*Exercise instructions:*
Within the material below, find each line bearing the word "intérieures" and present it.

--- START OF Listed entries ---

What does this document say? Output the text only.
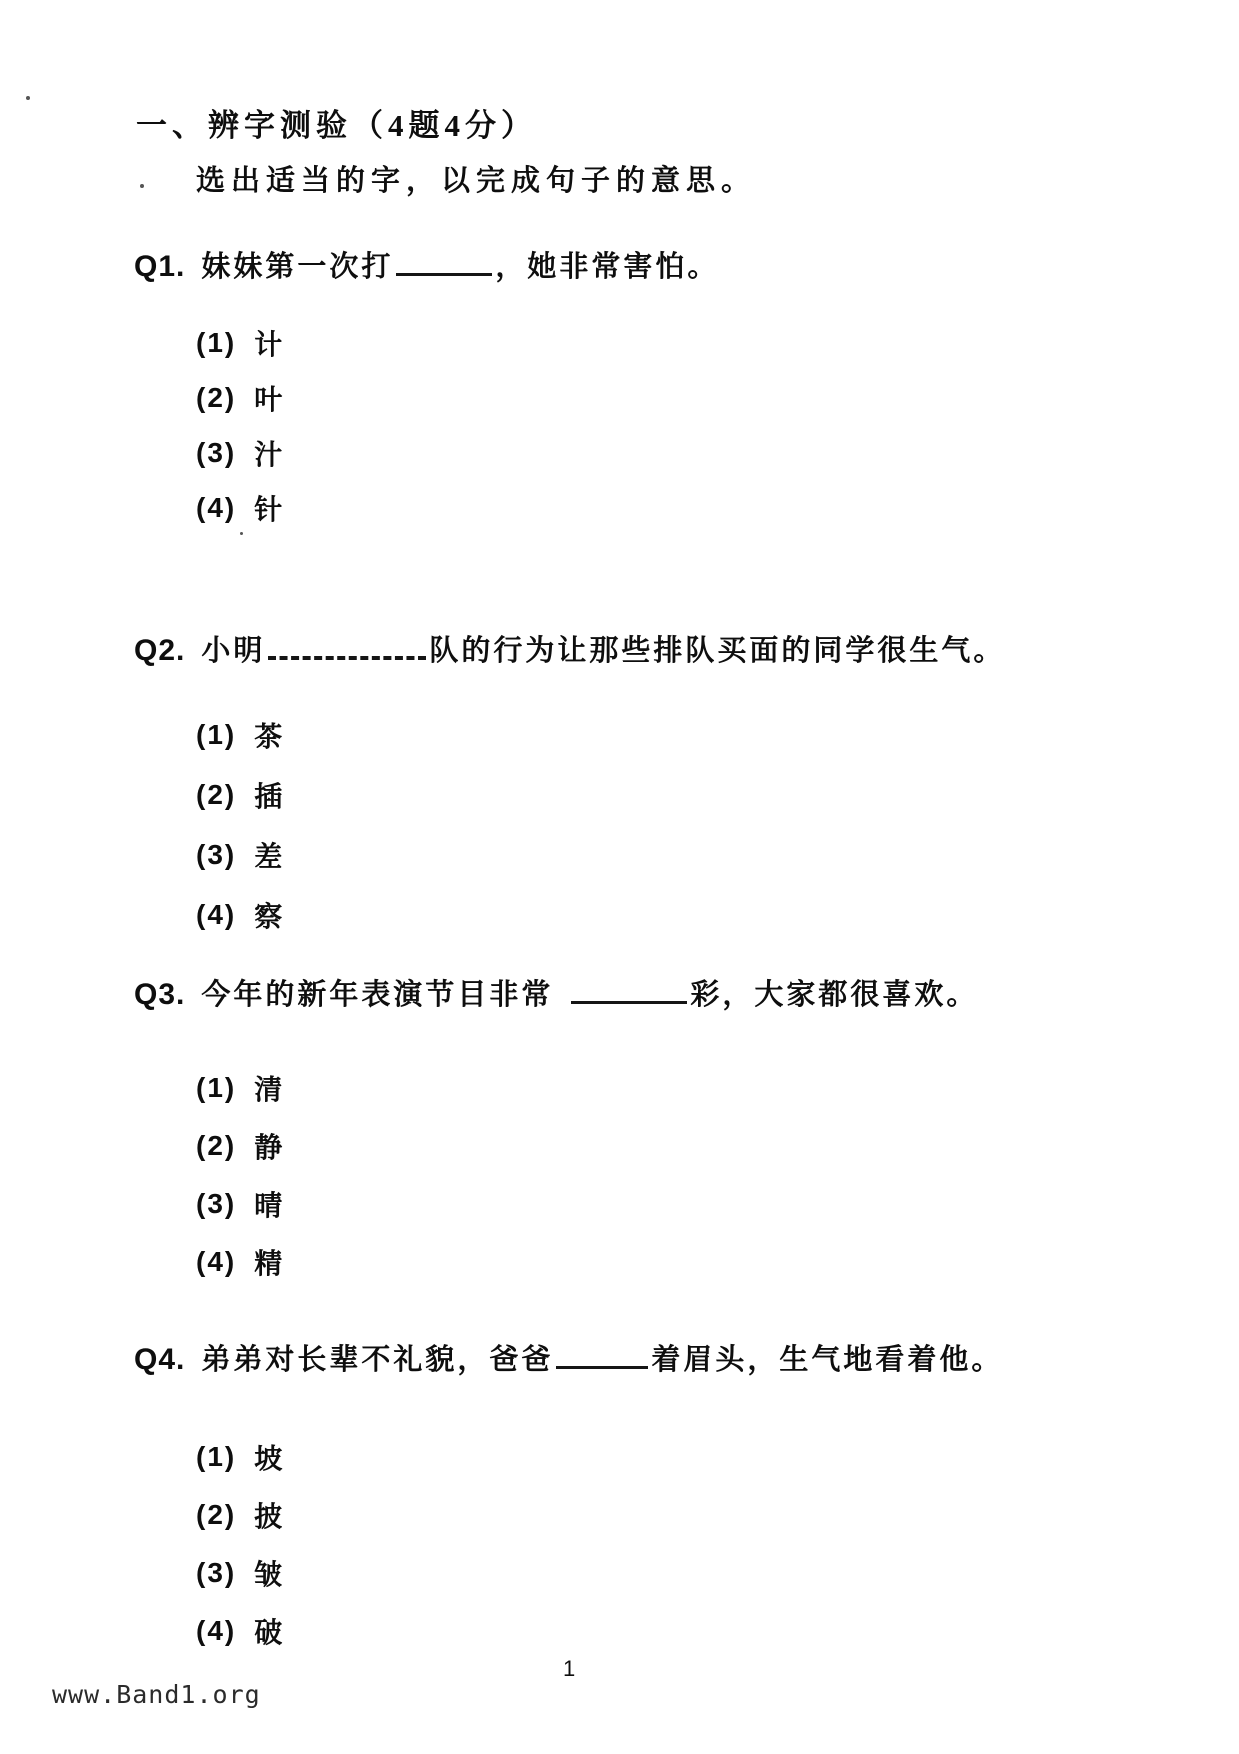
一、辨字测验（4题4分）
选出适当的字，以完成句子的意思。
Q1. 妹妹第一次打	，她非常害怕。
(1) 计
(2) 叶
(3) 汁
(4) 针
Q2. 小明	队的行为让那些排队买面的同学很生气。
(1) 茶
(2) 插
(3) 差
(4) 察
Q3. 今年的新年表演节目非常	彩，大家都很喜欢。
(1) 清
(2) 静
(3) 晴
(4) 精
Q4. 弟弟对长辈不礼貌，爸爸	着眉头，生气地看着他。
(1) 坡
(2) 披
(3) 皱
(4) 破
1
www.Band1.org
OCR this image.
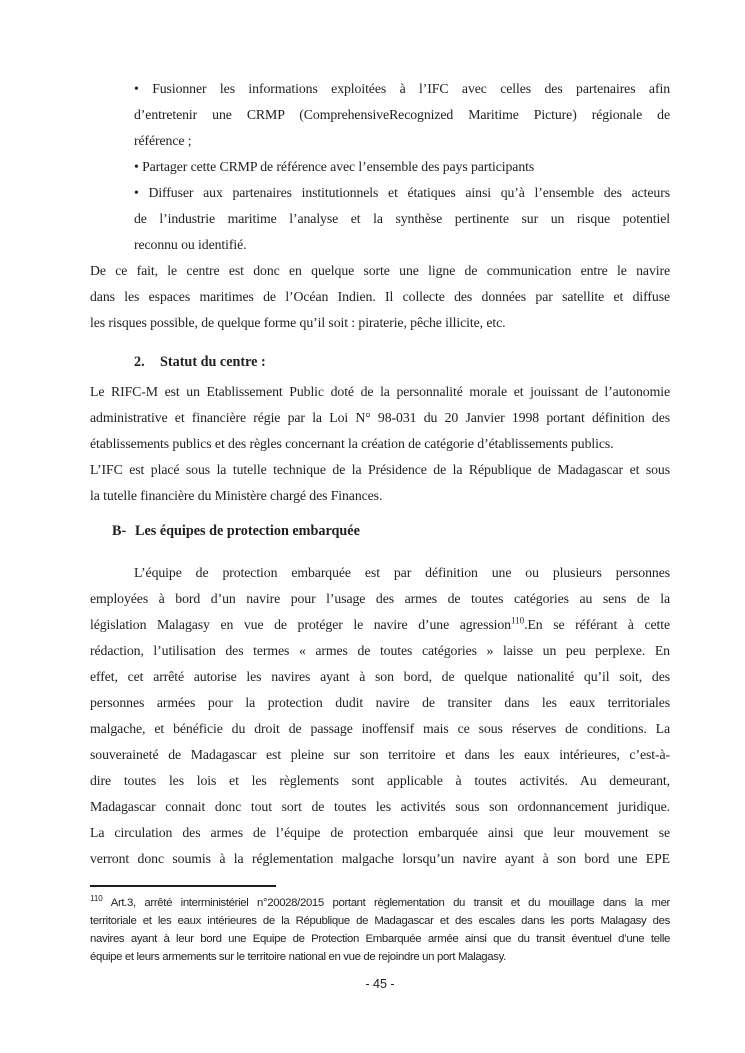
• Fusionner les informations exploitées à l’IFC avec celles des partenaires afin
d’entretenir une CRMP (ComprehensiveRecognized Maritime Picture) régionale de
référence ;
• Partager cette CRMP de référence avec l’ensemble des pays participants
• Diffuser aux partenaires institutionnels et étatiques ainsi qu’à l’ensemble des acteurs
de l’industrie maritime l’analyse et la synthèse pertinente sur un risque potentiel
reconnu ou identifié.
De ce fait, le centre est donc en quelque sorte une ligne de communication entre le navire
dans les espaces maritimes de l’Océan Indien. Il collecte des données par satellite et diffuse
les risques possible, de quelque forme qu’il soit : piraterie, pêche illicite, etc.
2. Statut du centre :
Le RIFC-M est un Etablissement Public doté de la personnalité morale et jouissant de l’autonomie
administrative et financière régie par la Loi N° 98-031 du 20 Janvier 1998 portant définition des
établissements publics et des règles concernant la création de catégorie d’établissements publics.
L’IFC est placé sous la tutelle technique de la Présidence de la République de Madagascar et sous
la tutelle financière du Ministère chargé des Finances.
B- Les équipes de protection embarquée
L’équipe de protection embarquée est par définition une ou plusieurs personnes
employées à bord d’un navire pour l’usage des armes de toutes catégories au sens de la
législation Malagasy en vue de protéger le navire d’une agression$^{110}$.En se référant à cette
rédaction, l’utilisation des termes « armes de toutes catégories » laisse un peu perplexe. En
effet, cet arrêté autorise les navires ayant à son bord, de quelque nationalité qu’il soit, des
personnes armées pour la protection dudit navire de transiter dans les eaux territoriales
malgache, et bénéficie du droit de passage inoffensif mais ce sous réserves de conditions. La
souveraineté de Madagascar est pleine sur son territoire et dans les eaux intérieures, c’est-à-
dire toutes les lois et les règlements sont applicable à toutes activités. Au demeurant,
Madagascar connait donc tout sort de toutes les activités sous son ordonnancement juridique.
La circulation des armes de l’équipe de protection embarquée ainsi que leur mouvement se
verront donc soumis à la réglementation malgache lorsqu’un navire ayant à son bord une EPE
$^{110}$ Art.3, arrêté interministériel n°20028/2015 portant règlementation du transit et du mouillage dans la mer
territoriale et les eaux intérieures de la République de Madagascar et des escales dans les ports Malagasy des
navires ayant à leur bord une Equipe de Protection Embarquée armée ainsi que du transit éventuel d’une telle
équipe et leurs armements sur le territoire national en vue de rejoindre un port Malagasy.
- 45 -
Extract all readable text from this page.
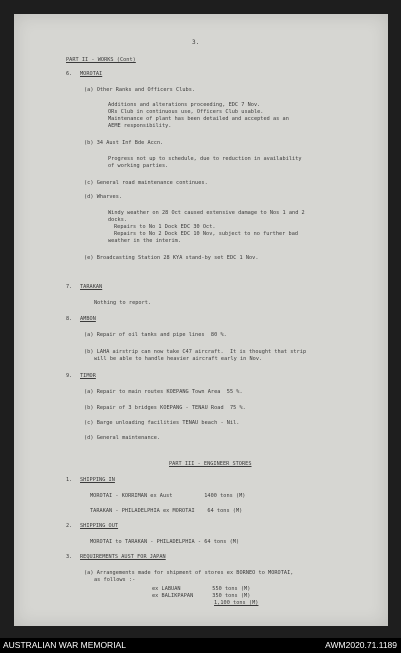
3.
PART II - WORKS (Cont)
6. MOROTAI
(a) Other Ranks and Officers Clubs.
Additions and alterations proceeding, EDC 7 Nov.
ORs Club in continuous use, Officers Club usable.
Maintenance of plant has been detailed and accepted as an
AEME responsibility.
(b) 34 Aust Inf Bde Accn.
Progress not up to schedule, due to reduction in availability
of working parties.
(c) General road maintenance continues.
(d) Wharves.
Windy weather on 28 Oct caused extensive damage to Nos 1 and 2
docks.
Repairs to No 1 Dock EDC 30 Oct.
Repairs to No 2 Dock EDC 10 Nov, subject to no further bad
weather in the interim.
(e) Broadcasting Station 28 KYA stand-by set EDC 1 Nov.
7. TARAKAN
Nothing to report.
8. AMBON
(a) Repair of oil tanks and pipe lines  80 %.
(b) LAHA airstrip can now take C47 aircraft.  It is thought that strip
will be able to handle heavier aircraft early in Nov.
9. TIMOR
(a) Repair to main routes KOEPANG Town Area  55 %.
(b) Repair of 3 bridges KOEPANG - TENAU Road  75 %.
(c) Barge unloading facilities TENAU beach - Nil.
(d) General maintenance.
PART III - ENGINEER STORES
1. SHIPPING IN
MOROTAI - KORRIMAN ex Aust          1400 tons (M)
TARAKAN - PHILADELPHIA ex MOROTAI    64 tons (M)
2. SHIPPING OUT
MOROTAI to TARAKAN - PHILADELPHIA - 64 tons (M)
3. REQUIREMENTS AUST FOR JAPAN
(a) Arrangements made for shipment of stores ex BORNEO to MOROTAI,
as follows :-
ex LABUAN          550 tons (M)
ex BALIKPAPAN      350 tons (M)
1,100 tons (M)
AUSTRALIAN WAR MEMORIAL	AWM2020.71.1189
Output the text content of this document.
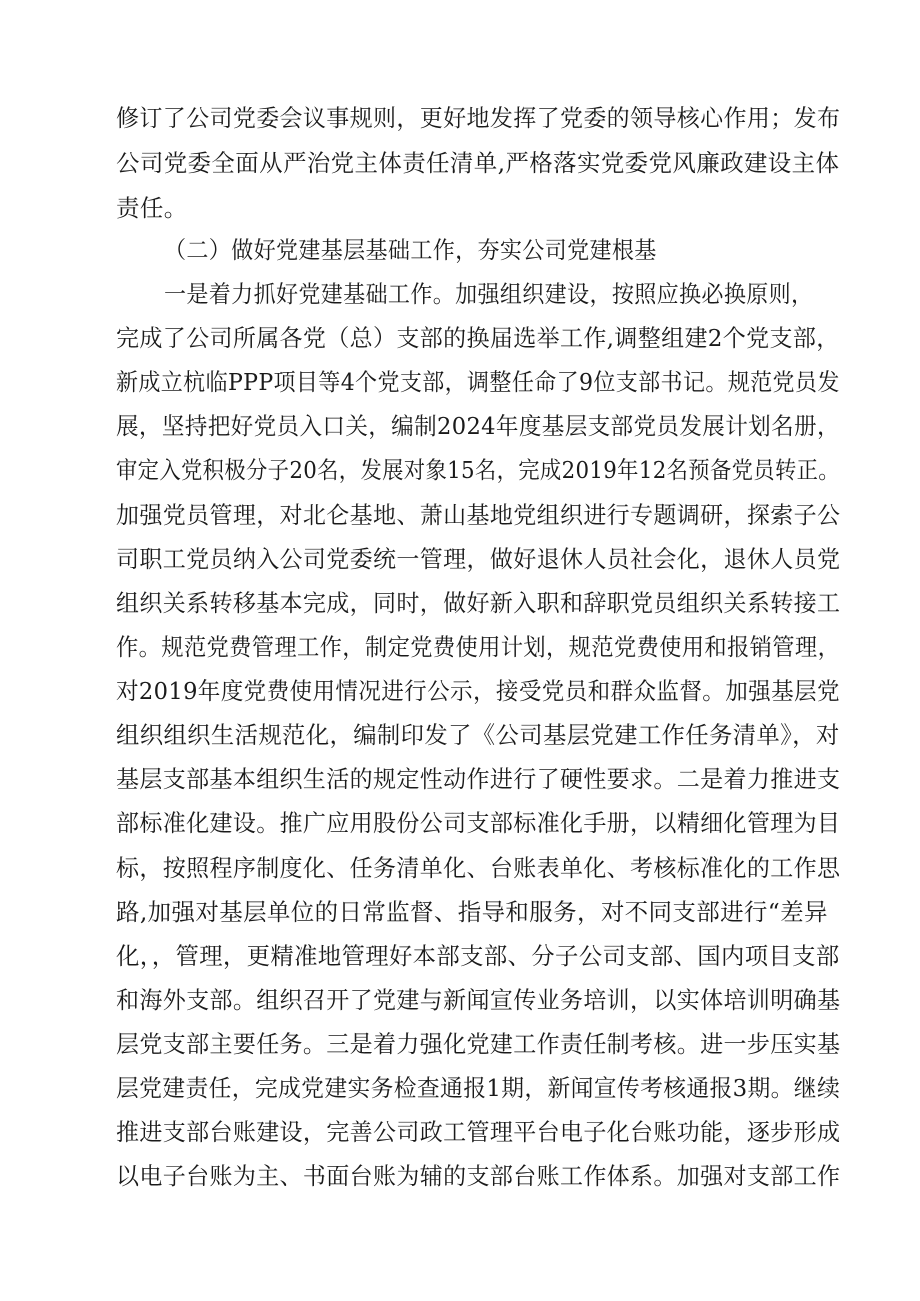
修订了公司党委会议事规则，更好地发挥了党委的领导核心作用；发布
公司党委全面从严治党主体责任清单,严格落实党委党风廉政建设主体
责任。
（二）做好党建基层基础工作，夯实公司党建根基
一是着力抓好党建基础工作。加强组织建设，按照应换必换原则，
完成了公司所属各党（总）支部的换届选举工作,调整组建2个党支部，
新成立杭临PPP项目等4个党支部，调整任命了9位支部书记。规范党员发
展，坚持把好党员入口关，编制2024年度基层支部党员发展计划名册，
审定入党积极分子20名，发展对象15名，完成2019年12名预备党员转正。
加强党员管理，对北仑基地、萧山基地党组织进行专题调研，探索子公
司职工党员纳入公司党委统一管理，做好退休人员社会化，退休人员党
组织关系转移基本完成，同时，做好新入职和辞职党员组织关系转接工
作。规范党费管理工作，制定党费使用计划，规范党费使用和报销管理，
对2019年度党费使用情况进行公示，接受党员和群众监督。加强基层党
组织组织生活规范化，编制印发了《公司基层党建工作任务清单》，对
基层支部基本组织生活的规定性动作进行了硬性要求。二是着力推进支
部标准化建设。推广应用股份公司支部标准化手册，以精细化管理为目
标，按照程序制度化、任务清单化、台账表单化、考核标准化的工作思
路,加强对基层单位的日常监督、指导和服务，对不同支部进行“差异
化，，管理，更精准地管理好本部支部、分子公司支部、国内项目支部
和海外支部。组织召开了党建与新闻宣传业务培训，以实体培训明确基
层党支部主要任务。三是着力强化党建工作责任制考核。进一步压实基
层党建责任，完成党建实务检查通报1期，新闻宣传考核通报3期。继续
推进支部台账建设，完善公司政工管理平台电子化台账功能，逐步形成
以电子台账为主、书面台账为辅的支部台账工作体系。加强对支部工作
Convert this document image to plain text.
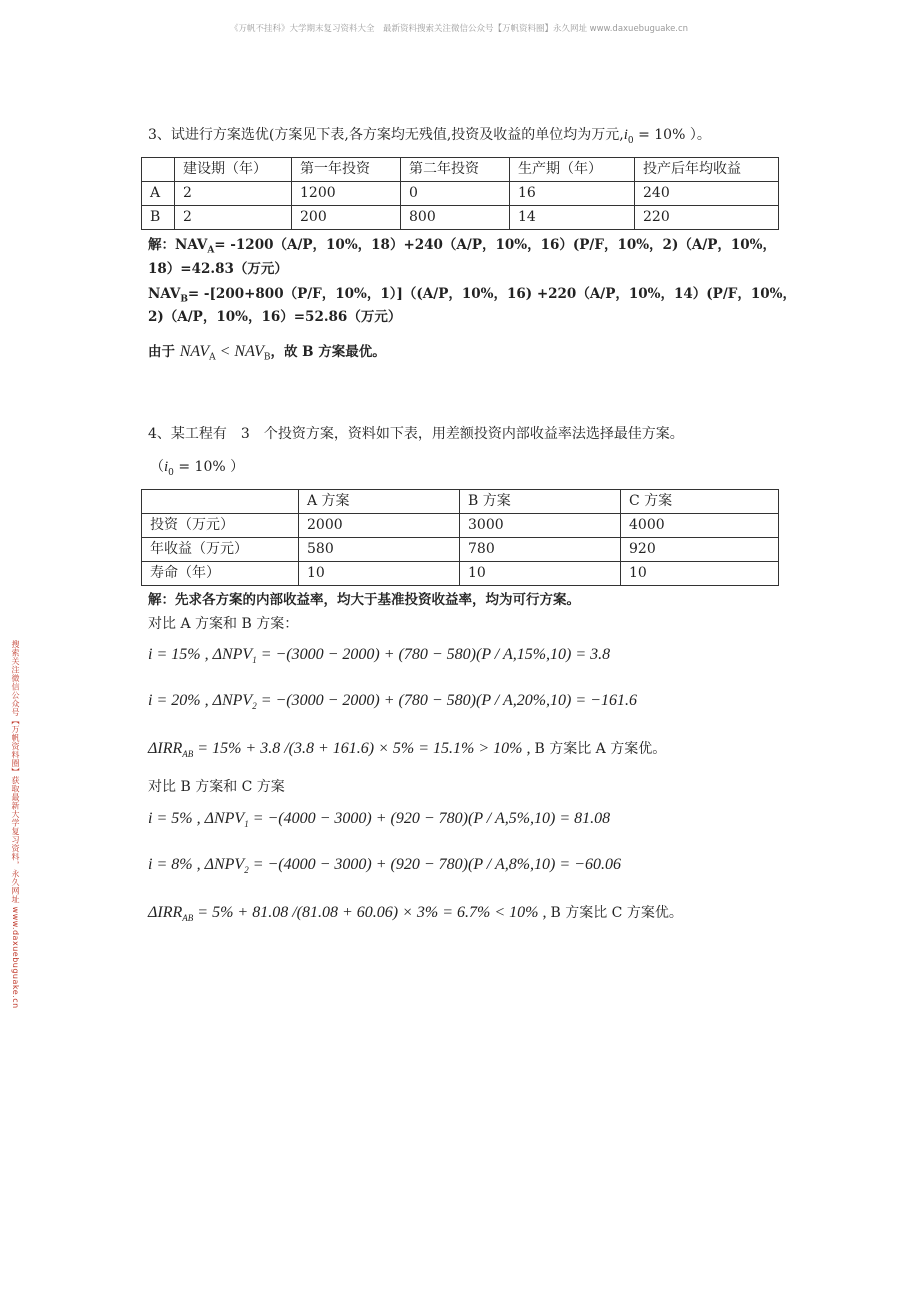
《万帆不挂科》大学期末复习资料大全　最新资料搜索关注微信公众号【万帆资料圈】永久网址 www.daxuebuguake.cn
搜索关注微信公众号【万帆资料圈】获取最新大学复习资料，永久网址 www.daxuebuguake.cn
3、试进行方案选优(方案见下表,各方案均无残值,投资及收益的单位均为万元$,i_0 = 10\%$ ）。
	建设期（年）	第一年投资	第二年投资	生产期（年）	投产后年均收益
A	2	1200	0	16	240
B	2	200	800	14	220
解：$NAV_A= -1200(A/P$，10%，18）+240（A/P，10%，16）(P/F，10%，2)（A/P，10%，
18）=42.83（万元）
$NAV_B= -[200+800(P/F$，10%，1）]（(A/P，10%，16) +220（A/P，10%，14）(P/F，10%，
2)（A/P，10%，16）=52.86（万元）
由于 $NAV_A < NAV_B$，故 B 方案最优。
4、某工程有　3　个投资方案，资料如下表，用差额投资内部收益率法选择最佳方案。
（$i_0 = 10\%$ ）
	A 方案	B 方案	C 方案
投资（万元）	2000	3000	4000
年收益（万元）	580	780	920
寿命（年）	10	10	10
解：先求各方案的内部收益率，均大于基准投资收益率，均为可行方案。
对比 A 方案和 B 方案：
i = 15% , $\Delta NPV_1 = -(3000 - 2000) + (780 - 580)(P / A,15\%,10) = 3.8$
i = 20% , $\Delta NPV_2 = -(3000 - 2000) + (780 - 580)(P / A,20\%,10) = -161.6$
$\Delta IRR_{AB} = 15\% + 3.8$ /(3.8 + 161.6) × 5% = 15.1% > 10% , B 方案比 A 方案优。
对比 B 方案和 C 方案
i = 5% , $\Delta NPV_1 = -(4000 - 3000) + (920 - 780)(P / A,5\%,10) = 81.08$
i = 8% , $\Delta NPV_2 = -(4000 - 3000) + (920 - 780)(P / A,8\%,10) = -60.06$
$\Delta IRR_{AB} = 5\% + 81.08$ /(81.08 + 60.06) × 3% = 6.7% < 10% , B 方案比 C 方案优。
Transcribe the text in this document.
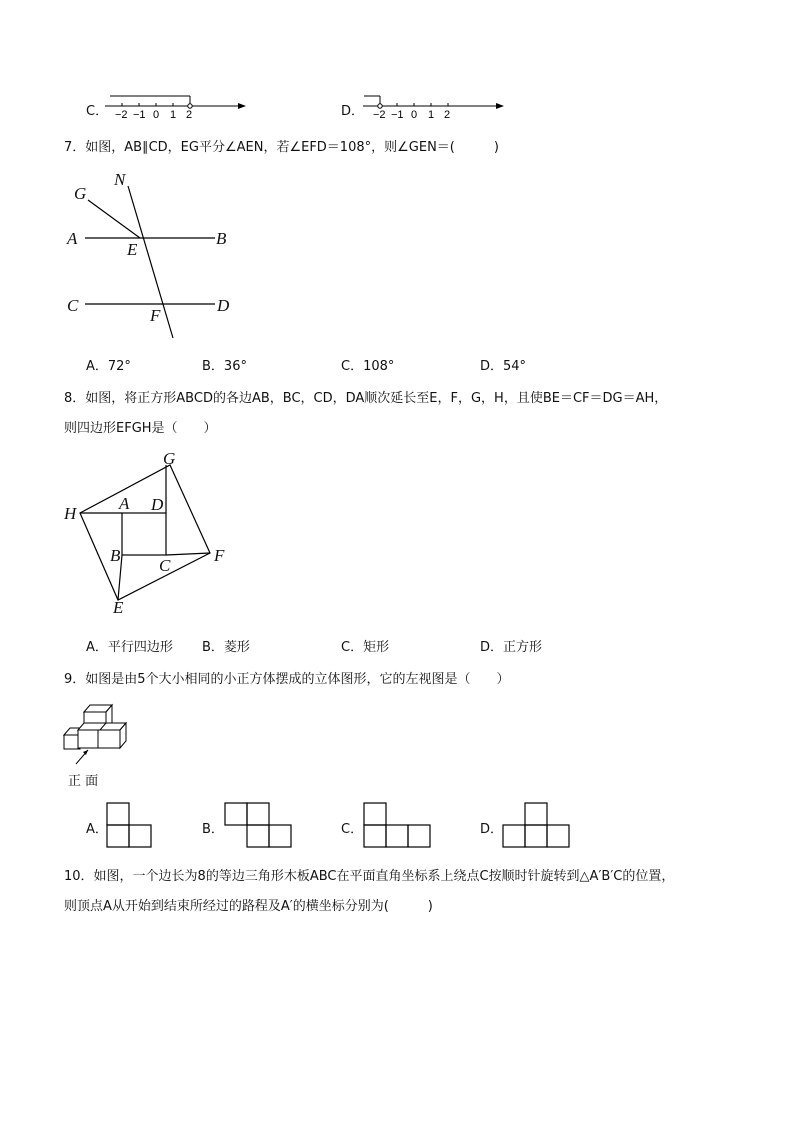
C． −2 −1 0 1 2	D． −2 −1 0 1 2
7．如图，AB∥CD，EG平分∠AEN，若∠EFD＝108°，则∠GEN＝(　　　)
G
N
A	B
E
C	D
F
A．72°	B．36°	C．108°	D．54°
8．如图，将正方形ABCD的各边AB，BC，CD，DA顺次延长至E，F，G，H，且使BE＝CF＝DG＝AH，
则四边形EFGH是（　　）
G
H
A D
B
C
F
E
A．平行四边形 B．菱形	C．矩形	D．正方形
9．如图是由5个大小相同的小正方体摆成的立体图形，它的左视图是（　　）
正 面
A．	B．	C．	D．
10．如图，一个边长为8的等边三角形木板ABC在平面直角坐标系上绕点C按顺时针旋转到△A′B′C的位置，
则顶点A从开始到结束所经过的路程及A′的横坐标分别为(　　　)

--- END OF Listed entries ---

*Response to this exercise:*
souveraineté de Madagascar est pleine sur son territoire et dans les eaux intérieures, c’est-à-
territoriale et les eaux intérieures de la République de Madagascar et des escales dans les ports Malagasy des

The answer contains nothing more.